EXERCISE BRIEF
Show all lines holding the string "Cumulative".
## BEGIN SOURCE MATERIAL
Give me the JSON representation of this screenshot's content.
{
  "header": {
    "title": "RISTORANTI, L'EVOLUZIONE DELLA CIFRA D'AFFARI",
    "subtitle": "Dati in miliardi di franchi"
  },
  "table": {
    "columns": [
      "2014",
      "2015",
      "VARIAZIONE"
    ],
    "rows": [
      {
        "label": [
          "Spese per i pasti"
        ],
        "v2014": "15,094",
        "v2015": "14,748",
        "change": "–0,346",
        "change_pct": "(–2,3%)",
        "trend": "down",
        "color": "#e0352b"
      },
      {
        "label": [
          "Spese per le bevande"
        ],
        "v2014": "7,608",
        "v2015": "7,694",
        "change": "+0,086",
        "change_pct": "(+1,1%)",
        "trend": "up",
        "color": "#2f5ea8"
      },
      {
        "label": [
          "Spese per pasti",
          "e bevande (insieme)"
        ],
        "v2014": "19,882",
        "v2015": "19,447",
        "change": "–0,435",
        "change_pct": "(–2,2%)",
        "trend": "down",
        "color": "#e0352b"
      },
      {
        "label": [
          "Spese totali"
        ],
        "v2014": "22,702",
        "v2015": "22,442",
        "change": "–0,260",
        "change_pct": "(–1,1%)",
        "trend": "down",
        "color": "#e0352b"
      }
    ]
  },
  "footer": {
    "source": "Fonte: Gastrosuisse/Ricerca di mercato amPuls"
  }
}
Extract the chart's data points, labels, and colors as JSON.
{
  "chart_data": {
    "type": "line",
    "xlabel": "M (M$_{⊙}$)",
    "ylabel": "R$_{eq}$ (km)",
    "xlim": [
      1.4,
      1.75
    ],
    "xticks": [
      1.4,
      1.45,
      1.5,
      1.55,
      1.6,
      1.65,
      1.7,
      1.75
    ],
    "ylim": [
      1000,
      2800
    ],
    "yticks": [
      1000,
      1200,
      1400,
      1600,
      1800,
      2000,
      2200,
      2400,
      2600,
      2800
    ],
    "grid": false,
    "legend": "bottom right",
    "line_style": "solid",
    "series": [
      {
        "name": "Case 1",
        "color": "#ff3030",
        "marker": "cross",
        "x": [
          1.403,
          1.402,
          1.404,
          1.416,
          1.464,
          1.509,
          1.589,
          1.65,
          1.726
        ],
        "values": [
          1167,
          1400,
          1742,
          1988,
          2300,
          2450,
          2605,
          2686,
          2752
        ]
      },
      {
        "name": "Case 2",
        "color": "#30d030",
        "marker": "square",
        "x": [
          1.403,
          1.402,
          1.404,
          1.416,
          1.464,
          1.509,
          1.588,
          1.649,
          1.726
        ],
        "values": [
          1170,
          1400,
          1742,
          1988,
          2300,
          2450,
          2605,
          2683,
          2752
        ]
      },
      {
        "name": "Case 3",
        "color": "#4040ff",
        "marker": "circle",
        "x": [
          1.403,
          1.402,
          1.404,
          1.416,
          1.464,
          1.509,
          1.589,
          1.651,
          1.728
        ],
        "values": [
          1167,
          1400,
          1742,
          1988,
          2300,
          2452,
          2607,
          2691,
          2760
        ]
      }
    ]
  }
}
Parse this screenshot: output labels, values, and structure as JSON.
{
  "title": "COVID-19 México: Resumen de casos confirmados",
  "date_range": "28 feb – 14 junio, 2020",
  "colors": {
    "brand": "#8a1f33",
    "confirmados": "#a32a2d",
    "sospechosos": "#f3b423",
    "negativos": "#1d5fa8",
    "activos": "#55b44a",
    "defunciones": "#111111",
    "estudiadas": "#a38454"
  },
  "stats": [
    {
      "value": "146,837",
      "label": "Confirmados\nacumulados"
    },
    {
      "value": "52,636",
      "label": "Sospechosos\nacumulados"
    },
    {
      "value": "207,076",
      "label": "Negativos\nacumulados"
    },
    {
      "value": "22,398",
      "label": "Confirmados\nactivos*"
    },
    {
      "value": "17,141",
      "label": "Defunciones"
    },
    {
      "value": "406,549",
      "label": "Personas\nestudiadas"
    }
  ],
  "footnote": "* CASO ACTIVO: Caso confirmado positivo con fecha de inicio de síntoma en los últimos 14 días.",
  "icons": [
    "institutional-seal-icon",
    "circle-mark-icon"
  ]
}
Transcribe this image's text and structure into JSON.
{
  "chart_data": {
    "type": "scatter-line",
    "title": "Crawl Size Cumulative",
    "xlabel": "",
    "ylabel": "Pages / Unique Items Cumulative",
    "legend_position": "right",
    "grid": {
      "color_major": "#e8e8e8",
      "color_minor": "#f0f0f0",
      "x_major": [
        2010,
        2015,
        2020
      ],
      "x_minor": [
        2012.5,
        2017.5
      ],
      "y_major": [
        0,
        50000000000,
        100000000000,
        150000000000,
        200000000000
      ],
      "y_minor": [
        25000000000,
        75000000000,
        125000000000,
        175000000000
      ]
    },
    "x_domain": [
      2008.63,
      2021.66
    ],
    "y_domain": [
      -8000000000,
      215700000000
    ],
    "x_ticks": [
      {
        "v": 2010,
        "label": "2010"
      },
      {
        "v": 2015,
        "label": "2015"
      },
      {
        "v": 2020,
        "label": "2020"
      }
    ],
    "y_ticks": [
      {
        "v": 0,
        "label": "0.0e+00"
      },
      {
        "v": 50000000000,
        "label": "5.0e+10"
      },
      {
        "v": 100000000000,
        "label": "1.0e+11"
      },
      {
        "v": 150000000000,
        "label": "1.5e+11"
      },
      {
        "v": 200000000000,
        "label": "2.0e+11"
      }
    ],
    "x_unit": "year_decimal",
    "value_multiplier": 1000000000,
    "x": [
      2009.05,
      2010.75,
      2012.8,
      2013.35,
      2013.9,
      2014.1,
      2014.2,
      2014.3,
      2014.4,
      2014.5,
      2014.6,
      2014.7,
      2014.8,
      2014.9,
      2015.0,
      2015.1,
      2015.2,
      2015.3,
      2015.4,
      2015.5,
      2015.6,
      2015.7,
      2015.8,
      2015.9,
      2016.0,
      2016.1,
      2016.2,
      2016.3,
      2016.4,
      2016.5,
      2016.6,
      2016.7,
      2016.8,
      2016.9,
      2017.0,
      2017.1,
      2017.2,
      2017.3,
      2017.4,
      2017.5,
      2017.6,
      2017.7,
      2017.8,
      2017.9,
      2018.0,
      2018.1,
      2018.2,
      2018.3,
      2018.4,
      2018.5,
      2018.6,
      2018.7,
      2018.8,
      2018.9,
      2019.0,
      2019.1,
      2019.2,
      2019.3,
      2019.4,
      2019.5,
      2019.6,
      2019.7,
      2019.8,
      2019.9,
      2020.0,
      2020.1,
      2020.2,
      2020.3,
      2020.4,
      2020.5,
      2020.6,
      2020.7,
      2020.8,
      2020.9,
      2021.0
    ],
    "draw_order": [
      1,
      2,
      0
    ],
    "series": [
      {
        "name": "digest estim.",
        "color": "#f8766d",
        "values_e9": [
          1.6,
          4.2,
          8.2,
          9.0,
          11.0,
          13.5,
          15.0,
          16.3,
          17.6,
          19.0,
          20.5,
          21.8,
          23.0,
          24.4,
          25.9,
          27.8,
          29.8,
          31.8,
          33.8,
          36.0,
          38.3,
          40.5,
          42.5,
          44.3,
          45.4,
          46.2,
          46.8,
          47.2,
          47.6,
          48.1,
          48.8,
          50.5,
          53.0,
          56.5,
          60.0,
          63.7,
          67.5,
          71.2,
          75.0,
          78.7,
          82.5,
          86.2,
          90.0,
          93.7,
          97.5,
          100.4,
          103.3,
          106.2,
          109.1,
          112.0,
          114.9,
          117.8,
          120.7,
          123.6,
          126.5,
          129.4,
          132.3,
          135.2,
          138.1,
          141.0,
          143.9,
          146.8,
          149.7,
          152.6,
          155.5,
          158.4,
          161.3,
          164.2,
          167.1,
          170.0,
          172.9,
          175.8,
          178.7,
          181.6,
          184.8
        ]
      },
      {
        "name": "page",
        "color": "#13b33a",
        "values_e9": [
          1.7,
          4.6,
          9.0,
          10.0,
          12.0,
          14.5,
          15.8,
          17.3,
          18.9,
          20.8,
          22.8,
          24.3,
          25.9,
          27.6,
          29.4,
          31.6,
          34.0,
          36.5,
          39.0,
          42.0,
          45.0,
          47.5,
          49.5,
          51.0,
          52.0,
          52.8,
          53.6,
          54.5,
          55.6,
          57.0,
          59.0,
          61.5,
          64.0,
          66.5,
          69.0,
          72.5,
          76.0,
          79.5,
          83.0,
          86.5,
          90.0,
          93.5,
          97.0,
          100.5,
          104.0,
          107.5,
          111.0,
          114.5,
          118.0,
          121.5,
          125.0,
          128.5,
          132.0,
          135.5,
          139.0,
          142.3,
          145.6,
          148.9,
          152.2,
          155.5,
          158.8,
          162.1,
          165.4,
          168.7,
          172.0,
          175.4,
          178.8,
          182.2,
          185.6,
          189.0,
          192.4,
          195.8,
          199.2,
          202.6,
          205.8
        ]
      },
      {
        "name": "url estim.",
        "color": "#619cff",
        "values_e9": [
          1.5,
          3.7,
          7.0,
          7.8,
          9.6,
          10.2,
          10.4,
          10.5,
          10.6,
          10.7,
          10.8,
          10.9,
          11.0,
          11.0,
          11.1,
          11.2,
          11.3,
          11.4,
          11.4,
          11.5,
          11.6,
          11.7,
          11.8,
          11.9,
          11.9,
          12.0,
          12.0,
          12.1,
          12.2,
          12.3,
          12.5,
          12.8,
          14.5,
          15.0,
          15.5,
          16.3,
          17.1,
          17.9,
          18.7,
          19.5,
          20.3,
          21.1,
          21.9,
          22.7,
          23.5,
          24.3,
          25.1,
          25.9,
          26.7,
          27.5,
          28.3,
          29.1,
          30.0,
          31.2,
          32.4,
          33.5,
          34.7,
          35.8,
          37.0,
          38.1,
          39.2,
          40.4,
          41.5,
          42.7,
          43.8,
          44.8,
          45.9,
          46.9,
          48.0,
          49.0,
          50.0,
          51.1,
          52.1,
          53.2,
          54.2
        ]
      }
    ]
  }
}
## END SOURCE MATERIAL
OUTPUT BELOW
    "title": "Crawl Size Cumulative",
    "ylabel": "Pages / Unique Items Cumulative",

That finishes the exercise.